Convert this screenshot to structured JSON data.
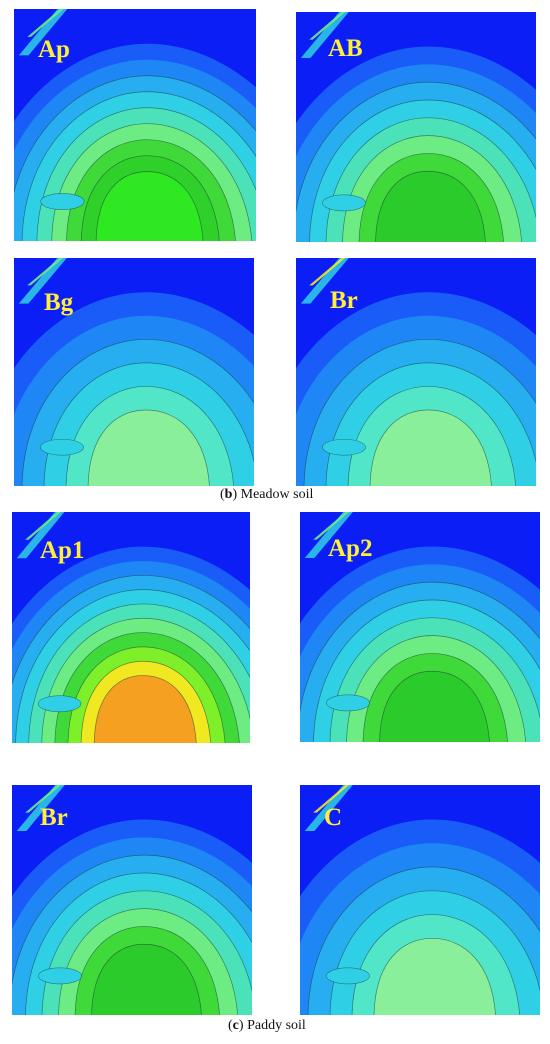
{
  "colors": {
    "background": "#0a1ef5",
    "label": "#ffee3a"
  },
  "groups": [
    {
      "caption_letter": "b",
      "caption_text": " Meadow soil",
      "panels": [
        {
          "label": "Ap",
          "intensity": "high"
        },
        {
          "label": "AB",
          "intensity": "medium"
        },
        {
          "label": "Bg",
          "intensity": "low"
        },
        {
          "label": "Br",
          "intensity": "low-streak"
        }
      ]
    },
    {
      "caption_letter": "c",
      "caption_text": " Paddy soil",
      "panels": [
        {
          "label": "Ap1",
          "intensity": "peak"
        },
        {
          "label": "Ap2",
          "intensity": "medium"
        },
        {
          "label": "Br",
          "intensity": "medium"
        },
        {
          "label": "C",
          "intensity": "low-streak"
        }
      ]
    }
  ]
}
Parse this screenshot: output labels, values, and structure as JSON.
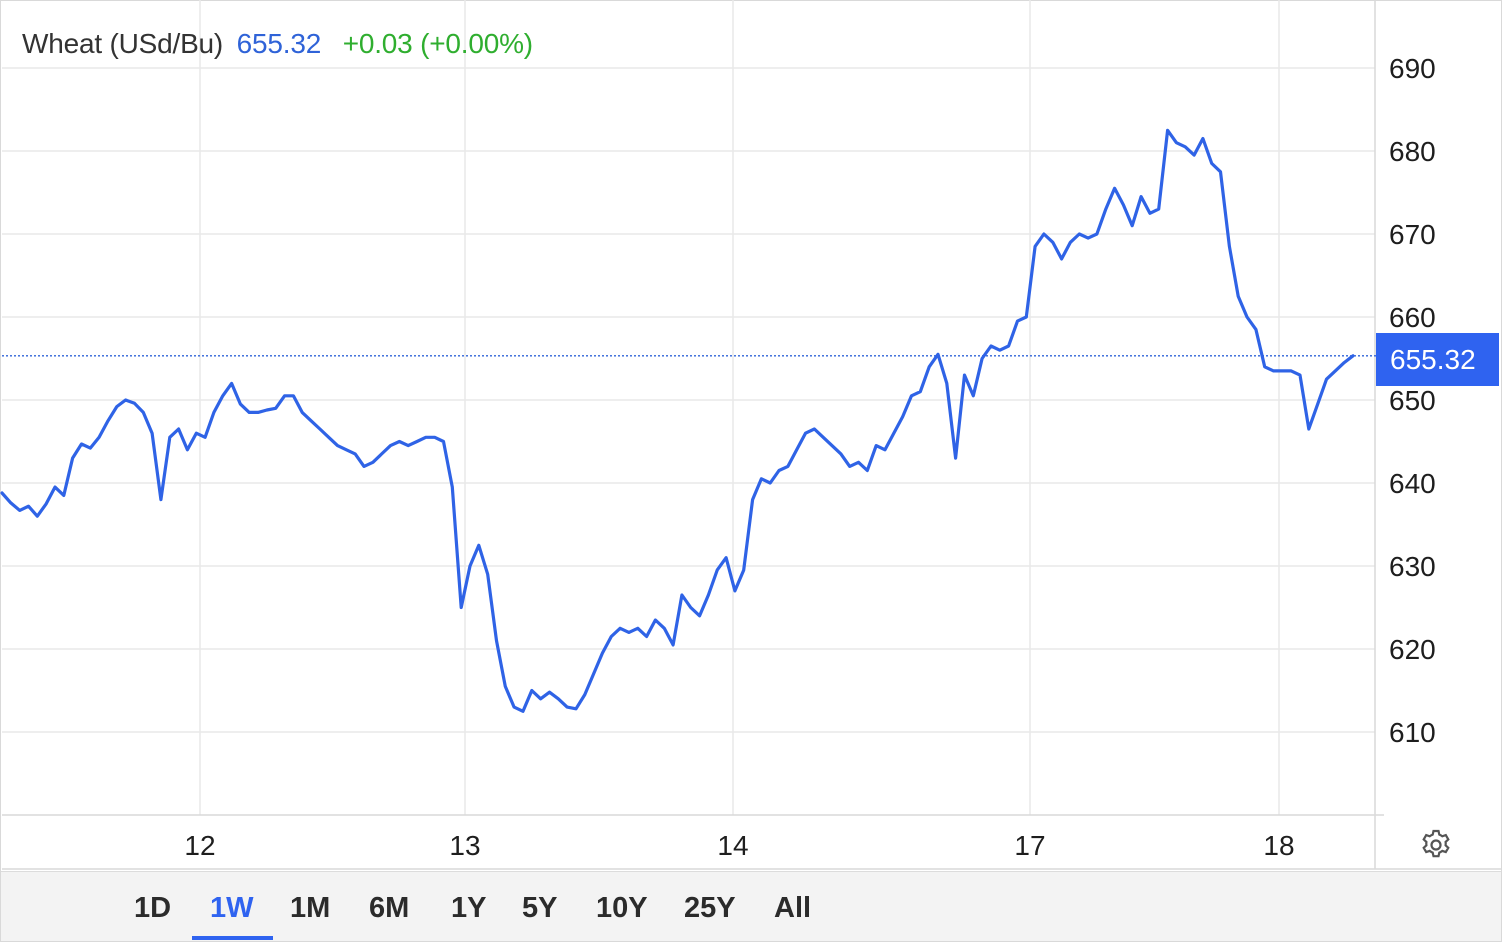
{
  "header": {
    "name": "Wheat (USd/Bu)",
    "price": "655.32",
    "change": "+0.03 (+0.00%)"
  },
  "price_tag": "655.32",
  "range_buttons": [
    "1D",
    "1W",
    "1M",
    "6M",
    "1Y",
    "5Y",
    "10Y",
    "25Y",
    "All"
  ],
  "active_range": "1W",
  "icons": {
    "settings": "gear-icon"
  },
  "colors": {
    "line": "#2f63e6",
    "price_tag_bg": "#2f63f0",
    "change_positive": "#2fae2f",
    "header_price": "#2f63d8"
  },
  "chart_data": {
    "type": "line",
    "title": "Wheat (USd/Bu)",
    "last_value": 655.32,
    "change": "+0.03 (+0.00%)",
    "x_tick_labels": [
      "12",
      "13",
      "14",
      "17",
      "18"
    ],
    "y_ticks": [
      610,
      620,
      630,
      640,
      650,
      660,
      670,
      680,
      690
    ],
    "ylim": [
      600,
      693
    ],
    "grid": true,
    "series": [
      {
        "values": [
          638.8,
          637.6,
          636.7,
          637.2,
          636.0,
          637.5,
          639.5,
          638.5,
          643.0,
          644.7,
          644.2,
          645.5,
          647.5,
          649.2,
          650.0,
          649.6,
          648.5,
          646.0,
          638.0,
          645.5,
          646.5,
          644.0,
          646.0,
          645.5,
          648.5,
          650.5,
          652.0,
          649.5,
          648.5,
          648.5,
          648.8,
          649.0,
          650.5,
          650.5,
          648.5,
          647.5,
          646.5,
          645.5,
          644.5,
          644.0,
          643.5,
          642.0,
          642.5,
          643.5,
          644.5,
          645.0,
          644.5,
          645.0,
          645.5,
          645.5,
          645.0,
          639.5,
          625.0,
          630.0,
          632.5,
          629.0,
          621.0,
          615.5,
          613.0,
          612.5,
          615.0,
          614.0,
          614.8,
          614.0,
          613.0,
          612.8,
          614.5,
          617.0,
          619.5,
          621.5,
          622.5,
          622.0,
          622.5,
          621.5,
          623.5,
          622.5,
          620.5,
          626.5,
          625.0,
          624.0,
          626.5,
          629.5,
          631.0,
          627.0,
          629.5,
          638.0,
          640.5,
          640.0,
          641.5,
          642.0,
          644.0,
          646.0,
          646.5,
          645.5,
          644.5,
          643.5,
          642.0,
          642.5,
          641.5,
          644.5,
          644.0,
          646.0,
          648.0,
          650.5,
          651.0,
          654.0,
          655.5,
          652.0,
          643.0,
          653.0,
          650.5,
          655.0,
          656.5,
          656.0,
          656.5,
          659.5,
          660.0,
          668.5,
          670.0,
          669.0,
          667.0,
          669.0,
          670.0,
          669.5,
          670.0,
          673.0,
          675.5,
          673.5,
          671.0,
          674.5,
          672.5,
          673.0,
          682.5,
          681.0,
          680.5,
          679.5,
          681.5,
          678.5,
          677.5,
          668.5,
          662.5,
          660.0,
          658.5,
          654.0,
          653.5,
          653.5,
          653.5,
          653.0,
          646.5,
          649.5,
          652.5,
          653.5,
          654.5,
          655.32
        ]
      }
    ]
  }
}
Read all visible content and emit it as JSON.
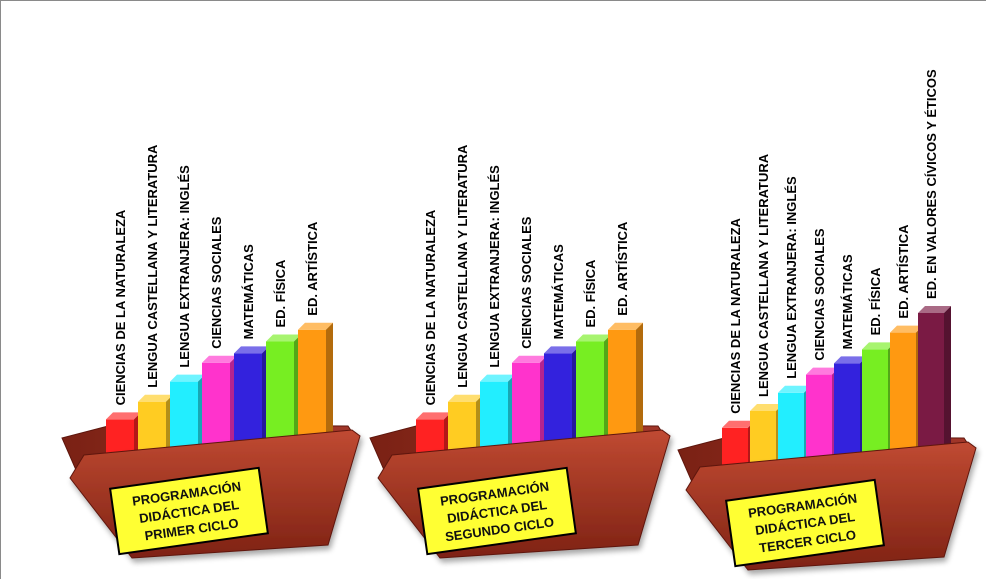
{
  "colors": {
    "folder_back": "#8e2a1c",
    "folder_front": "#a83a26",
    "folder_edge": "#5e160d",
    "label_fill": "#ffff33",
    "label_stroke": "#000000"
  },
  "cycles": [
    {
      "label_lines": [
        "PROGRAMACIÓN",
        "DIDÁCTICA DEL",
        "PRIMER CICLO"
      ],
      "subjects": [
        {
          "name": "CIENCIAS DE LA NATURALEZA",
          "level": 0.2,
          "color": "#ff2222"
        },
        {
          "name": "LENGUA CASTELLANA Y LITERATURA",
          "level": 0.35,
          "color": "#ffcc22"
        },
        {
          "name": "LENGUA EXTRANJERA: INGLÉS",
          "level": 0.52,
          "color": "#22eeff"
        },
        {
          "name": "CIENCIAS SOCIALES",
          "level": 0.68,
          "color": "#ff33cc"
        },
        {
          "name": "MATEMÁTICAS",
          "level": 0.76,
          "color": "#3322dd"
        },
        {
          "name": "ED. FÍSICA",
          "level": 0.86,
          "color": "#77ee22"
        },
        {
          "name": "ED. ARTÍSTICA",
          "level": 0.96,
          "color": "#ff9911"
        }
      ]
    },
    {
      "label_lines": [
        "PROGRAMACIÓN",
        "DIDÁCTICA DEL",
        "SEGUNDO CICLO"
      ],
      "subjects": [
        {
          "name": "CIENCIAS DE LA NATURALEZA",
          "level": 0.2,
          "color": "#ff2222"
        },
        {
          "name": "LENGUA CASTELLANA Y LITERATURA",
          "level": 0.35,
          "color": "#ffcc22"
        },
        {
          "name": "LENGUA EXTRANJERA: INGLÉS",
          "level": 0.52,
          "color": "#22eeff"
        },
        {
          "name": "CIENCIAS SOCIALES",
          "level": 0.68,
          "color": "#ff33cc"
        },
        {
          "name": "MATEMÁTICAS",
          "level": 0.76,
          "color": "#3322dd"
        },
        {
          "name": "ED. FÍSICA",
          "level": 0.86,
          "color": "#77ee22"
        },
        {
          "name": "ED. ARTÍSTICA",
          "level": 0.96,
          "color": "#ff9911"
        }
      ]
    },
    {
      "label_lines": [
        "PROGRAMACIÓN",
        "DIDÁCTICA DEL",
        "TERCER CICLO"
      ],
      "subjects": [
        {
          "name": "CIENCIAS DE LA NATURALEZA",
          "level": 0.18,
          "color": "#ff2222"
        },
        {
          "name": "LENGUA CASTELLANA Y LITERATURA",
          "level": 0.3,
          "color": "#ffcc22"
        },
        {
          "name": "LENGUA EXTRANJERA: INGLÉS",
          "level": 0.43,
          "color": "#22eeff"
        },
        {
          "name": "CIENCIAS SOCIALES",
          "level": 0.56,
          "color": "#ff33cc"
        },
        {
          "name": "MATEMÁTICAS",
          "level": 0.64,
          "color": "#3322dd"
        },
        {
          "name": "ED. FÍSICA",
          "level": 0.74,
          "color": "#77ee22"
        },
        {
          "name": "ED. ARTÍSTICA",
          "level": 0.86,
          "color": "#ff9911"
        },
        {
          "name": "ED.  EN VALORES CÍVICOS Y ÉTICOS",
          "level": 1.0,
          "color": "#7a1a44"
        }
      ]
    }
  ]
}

◇ ◇ ◇

§ Given exercise:
Print the listing above in full, exactly as written. Omit any pictures.

§ Solution for this problem:
Convert this screenshot to structured JSON data.
{
  "colors": {
    "background": "#0a1ef5",
    "label": "#ffee3a"
  },
  "groups": [
    {
      "caption_letter": "b",
      "caption_text": " Meadow soil",
      "panels": [
        {
          "label": "Ap",
          "intensity": "high"
        },
        {
          "label": "AB",
          "intensity": "medium"
        },
        {
          "label": "Bg",
          "intensity": "low"
        },
        {
          "label": "Br",
          "intensity": "low-streak"
        }
      ]
    },
    {
      "caption_letter": "c",
      "caption_text": " Paddy soil",
      "panels": [
        {
          "label": "Ap1",
          "intensity": "peak"
        },
        {
          "label": "Ap2",
          "intensity": "medium"
        },
        {
          "label": "Br",
          "intensity": "medium"
        },
        {
          "label": "C",
          "intensity": "low-streak"
        }
      ]
    }
  ]
}
Parse this screenshot: output labels, values, and structure as JSON.
{
  "header": {
    "name": "Wheat (USd/Bu)",
    "price": "655.32",
    "change": "+0.03 (+0.00%)"
  },
  "price_tag": "655.32",
  "range_buttons": [
    "1D",
    "1W",
    "1M",
    "6M",
    "1Y",
    "5Y",
    "10Y",
    "25Y",
    "All"
  ],
  "active_range": "1W",
  "icons": {
    "settings": "gear-icon"
  },
  "colors": {
    "line": "#2f63e6",
    "price_tag_bg": "#2f63f0",
    "change_positive": "#2fae2f",
    "header_price": "#2f63d8"
  },
  "chart_data": {
    "type": "line",
    "title": "Wheat (USd/Bu)",
    "last_value": 655.32,
    "change": "+0.03 (+0.00%)",
    "x_tick_labels": [
      "12",
      "13",
      "14",
      "17",
      "18"
    ],
    "y_ticks": [
      610,
      620,
      630,
      640,
      650,
      660,
      670,
      680,
      690
    ],
    "ylim": [
      600,
      693
    ],
    "grid": true,
    "series": [
      {
        "values": [
          638.8,
          637.6,
          636.7,
          637.2,
          636.0,
          637.5,
          639.5,
          638.5,
          643.0,
          644.7,
          644.2,
          645.5,
          647.5,
          649.2,
          650.0,
          649.6,
          648.5,
          646.0,
          638.0,
          645.5,
          646.5,
          644.0,
          646.0,
          645.5,
          648.5,
          650.5,
          652.0,
          649.5,
          648.5,
          648.5,
          648.8,
          649.0,
          650.5,
          650.5,
          648.5,
          647.5,
          646.5,
          645.5,
          644.5,
          644.0,
          643.5,
          642.0,
          642.5,
          643.5,
          644.5,
          645.0,
          644.5,
          645.0,
          645.5,
          645.5,
          645.0,
          639.5,
          625.0,
          630.0,
          632.5,
          629.0,
          621.0,
          615.5,
          613.0,
          612.5,
          615.0,
          614.0,
          614.8,
          614.0,
          613.0,
          612.8,
          614.5,
          617.0,
          619.5,
          621.5,
          622.5,
          622.0,
          622.5,
          621.5,
          623.5,
          622.5,
          620.5,
          626.5,
          625.0,
          624.0,
          626.5,
          629.5,
          631.0,
          627.0,
          629.5,
          638.0,
          640.5,
          640.0,
          641.5,
          642.0,
          644.0,
          646.0,
          646.5,
          645.5,
          644.5,
          643.5,
          642.0,
          642.5,
          641.5,
          644.5,
          644.0,
          646.0,
          648.0,
          650.5,
          651.0,
          654.0,
          655.5,
          652.0,
          643.0,
          653.0,
          650.5,
          655.0,
          656.5,
          656.0,
          656.5,
          659.5,
          660.0,
          668.5,
          670.0,
          669.0,
          667.0,
          669.0,
          670.0,
          669.5,
          670.0,
          673.0,
          675.5,
          673.5,
          671.0,
          674.5,
          672.5,
          673.0,
          682.5,
          681.0,
          680.5,
          679.5,
          681.5,
          678.5,
          677.5,
          668.5,
          662.5,
          660.0,
          658.5,
          654.0,
          653.5,
          653.5,
          653.5,
          653.0,
          646.5,
          649.5,
          652.5,
          653.5,
          654.5,
          655.32
        ]
      }
    ]
  }
}
Read all visible content and emit it as JSON.
{
  "colors": {
    "folder_back": "#8e2a1c",
    "folder_front": "#a83a26",
    "folder_edge": "#5e160d",
    "label_fill": "#ffff33",
    "label_stroke": "#000000"
  },
  "cycles": [
    {
      "label_lines": [
        "PROGRAMACIÓN",
        "DIDÁCTICA DEL",
        "PRIMER CICLO"
      ],
      "subjects": [
        {
          "name": "CIENCIAS DE LA NATURALEZA",
          "level": 0.2,
          "color": "#ff2222"
        },
        {
          "name": "LENGUA CASTELLANA Y LITERATURA",
          "level": 0.35,
          "color": "#ffcc22"
        },
        {
          "name": "LENGUA EXTRANJERA: INGLÉS",
          "level": 0.52,
          "color": "#22eeff"
        },
        {
          "name": "CIENCIAS SOCIALES",
          "level": 0.68,
          "color": "#ff33cc"
        },
        {
          "name": "MATEMÁTICAS",
          "level": 0.76,
          "color": "#3322dd"
        },
        {
          "name": "ED. FÍSICA",
          "level": 0.86,
          "color": "#77ee22"
        },
        {
          "name": "ED. ARTÍSTICA",
          "level": 0.96,
          "color": "#ff9911"
        }
      ]
    },
    {
      "label_lines": [
        "PROGRAMACIÓN",
        "DIDÁCTICA DEL",
        "SEGUNDO CICLO"
      ],
      "subjects": [
        {
          "name": "CIENCIAS DE LA NATURALEZA",
          "level": 0.2,
          "color": "#ff2222"
        },
        {
          "name": "LENGUA CASTELLANA Y LITERATURA",
          "level": 0.35,
          "color": "#ffcc22"
        },
        {
          "name": "LENGUA EXTRANJERA: INGLÉS",
          "level": 0.52,
          "color": "#22eeff"
        },
        {
          "name": "CIENCIAS SOCIALES",
          "level": 0.68,
          "color": "#ff33cc"
        },
        {
          "name": "MATEMÁTICAS",
          "level": 0.76,
          "color": "#3322dd"
        },
        {
          "name": "ED. FÍSICA",
          "level": 0.86,
          "color": "#77ee22"
        },
        {
          "name": "ED. ARTÍSTICA",
          "level": 0.96,
          "color": "#ff9911"
        }
      ]
    },
    {
      "label_lines": [
        "PROGRAMACIÓN",
        "DIDÁCTICA DEL",
        "TERCER CICLO"
      ],
      "subjects": [
        {
          "name": "CIENCIAS DE LA NATURALEZA",
          "level": 0.18,
          "color": "#ff2222"
        },
        {
          "name": "LENGUA CASTELLANA Y LITERATURA",
          "level": 0.3,
          "color": "#ffcc22"
        },
        {
          "name": "LENGUA EXTRANJERA: INGLÉS",
          "level": 0.43,
          "color": "#22eeff"
        },
        {
          "name": "CIENCIAS SOCIALES",
          "level": 0.56,
          "color": "#ff33cc"
        },
        {
          "name": "MATEMÁTICAS",
          "level": 0.64,
          "color": "#3322dd"
        },
        {
          "name": "ED. FÍSICA",
          "level": 0.74,
          "color": "#77ee22"
        },
        {
          "name": "ED. ARTÍSTICA",
          "level": 0.86,
          "color": "#ff9911"
        },
        {
          "name": "ED.  EN VALORES CÍVICOS Y ÉTICOS",
          "level": 1.0,
          "color": "#7a1a44"
        }
      ]
    }
  ]
}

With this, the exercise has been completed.